_MATERIAL PROVIDED_

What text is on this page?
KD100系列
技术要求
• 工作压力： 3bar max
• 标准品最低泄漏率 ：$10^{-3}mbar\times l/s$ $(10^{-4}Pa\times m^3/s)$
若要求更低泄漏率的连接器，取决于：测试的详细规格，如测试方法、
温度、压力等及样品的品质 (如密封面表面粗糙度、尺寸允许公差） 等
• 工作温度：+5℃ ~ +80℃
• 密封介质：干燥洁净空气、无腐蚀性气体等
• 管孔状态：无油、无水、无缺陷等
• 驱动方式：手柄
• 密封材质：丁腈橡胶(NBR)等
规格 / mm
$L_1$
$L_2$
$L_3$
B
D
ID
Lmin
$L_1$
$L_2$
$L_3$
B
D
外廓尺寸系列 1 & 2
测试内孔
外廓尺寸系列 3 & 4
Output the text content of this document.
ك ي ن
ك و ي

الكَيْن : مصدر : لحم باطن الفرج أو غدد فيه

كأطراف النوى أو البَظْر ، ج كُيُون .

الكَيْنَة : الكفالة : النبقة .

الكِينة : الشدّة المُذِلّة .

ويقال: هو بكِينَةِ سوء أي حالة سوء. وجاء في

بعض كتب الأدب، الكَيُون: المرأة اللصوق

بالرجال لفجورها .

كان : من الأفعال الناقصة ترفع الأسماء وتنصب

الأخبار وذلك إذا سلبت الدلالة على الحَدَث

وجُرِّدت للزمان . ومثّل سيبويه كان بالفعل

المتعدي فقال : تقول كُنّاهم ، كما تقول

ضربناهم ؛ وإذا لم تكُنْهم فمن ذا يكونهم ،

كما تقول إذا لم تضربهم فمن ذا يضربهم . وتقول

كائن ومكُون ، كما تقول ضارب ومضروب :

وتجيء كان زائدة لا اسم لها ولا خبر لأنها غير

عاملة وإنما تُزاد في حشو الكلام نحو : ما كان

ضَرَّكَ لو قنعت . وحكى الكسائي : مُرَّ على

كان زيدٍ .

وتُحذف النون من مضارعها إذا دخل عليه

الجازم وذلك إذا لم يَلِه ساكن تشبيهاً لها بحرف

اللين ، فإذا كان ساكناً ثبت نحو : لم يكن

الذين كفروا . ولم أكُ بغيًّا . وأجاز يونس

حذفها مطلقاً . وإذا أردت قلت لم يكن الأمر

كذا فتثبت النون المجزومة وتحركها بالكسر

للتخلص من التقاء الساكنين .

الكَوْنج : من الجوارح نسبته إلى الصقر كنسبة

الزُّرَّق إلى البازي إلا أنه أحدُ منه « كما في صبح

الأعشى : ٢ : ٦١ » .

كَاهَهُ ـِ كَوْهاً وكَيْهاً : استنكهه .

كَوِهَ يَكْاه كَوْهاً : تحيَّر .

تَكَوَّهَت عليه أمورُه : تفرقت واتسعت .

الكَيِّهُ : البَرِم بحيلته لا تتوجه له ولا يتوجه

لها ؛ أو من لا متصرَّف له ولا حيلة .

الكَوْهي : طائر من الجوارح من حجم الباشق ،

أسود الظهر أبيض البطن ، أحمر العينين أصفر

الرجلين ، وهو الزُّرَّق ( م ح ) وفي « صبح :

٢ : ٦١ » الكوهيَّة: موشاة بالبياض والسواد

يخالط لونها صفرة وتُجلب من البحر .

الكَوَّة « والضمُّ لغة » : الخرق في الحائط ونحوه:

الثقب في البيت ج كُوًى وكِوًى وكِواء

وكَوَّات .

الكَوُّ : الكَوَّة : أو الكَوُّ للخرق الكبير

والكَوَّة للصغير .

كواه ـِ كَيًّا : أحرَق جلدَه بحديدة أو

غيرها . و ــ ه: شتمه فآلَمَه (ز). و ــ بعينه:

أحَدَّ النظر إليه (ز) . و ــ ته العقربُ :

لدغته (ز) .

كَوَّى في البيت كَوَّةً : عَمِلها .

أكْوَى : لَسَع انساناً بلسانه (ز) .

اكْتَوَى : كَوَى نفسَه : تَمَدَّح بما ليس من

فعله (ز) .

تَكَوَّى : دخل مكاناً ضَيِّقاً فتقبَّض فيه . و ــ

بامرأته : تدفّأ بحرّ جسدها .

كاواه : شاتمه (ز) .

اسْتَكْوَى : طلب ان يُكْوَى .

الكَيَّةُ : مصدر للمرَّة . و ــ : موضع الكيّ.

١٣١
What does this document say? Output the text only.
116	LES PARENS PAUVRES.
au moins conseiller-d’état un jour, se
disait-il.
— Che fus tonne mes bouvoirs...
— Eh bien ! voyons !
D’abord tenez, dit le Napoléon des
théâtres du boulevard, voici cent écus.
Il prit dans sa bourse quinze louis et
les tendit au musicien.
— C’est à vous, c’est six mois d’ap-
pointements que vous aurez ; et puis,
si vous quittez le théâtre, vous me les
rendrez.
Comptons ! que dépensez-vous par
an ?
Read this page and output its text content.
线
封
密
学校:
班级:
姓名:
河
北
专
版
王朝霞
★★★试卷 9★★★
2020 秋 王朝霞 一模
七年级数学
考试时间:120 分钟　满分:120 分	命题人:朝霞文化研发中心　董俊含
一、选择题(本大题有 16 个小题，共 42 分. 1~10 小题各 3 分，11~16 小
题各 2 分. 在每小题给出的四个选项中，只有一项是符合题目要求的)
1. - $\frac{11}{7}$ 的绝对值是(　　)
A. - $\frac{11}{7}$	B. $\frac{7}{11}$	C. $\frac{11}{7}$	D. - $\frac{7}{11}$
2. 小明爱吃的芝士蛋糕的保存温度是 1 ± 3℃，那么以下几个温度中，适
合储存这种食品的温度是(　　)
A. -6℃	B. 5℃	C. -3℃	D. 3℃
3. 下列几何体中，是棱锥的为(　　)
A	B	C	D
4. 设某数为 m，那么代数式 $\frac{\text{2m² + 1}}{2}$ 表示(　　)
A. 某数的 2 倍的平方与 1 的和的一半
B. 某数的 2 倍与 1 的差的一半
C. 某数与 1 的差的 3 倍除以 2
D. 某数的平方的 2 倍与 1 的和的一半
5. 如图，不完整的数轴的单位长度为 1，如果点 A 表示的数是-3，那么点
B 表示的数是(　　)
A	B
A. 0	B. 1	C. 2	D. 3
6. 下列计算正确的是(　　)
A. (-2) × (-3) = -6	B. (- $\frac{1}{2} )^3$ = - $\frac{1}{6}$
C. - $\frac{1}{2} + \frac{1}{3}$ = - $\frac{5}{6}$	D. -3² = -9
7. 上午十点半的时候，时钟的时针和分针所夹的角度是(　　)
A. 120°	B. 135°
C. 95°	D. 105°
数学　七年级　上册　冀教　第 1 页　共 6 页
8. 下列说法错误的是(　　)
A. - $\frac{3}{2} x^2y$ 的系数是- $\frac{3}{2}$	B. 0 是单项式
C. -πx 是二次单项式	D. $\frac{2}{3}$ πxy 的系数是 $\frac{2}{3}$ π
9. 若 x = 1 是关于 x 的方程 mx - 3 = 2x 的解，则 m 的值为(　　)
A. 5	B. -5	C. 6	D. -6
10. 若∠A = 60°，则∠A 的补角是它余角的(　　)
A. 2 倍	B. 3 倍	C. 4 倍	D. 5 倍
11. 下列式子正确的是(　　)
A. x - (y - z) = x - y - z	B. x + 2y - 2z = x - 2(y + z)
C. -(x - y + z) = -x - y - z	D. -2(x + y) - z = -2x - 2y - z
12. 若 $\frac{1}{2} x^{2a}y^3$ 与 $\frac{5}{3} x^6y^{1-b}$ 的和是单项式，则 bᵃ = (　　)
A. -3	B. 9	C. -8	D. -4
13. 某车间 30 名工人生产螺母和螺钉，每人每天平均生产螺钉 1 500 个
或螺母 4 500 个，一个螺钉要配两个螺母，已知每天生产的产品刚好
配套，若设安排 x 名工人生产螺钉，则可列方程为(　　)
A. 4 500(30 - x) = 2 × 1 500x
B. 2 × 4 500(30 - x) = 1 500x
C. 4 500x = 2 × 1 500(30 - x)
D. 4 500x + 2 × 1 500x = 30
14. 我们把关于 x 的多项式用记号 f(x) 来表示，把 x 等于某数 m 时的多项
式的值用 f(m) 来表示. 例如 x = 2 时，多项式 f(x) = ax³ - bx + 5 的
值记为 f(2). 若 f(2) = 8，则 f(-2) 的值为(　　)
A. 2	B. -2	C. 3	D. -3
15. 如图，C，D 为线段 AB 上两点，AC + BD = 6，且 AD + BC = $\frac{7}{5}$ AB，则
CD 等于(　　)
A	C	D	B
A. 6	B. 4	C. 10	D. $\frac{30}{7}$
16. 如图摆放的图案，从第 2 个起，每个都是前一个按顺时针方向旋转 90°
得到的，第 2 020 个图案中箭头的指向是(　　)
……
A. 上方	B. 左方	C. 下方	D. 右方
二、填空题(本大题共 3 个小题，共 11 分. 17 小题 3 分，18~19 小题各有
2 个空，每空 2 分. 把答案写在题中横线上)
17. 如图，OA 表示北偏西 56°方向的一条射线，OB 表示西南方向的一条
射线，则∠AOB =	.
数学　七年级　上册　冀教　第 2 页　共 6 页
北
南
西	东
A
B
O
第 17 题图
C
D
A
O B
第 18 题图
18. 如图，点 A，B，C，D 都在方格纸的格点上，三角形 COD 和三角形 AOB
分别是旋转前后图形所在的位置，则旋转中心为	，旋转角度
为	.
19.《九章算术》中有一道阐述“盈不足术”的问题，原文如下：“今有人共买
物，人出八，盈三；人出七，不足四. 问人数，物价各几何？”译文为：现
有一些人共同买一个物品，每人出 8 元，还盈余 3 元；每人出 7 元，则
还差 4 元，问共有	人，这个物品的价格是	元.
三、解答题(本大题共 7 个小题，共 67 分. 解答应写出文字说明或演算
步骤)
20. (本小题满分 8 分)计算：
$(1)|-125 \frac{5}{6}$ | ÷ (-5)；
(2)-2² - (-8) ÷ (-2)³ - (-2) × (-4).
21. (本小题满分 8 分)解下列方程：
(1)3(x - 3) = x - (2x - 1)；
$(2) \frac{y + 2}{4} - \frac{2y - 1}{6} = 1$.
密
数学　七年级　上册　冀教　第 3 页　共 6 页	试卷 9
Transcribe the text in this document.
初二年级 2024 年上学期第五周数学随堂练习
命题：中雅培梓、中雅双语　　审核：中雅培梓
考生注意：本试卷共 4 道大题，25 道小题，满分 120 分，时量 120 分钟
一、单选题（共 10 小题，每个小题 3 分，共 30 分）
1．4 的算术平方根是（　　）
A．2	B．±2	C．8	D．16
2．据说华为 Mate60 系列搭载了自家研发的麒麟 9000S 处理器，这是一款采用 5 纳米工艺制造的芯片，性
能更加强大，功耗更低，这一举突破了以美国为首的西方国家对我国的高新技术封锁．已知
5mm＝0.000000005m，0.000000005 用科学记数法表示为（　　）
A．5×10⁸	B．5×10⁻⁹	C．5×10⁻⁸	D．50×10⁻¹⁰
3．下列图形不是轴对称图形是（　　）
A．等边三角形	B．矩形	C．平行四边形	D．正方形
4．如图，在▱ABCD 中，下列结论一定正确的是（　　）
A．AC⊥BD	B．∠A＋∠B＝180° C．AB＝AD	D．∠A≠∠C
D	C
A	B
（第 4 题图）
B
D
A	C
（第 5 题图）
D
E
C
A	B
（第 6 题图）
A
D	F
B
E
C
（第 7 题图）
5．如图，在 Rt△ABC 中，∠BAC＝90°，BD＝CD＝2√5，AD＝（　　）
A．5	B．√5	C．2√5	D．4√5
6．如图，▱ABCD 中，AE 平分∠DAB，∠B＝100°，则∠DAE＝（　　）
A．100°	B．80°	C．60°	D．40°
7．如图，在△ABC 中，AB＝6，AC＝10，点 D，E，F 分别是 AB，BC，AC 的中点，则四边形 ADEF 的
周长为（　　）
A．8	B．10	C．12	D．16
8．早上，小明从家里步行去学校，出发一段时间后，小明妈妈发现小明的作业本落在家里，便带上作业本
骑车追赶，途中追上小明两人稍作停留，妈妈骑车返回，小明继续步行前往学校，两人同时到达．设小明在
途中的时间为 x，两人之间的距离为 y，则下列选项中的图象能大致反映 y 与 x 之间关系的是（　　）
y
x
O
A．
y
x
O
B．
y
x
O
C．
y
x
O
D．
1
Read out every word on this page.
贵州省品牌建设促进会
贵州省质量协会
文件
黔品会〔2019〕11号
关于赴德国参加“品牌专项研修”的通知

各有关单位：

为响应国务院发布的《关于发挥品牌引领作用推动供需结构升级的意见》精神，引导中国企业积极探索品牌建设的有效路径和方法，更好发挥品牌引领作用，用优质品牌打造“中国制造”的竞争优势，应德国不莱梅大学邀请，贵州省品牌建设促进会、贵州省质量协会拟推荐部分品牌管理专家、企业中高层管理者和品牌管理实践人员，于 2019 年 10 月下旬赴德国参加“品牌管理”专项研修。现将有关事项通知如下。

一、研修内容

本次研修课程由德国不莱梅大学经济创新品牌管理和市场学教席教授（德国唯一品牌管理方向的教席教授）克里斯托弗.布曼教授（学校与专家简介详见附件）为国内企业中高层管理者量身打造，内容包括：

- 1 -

_INSTRUCTIONS TO FOLLOW_
Return every line from the records above that holds the word "عليه".

_THE OUTPUT_
وتُحذف النون من مضارعها إذا دخل عليه
تَكَوَّهَت عليه أمورُه : تفرقت واتسعت .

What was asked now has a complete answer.